**Problem details**. Pull every line containing "signal" out of the material below.

**Dataset**.
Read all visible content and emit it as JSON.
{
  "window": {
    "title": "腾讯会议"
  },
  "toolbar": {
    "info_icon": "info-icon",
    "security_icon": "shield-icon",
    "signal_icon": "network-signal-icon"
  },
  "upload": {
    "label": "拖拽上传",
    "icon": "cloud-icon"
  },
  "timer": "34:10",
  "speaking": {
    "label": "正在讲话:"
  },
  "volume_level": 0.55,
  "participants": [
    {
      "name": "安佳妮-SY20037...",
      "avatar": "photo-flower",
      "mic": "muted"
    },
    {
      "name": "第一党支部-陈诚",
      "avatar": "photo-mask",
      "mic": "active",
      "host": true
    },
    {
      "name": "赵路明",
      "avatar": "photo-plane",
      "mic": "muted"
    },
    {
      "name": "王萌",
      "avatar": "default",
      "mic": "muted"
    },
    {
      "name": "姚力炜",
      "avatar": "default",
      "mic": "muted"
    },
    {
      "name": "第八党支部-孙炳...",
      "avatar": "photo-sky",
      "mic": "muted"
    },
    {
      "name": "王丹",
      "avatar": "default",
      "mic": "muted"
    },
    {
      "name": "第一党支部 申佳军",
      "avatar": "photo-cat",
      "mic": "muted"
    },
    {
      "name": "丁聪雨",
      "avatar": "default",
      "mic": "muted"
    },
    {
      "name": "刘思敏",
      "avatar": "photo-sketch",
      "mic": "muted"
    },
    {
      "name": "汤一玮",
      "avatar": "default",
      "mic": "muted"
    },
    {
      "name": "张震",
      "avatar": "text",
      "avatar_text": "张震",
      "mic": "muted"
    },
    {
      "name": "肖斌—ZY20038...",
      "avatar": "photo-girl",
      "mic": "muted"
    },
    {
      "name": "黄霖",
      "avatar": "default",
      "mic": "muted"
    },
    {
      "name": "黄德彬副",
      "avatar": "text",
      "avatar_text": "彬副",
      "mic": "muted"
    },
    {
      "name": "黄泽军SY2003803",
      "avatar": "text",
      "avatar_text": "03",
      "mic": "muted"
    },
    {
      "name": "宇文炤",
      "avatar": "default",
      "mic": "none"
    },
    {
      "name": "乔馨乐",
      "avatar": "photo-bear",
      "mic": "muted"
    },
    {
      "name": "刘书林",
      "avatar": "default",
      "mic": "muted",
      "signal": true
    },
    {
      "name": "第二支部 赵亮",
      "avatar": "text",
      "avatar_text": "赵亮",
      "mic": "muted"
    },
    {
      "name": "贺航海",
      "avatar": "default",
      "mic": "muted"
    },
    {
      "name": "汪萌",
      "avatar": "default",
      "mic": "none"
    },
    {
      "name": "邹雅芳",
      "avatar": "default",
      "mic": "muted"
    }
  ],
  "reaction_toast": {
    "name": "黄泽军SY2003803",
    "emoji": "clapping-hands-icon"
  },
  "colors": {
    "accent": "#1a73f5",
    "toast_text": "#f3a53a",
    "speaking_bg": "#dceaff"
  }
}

**Reply**.
    "signal_icon": "network-signal-icon"
      "signal": true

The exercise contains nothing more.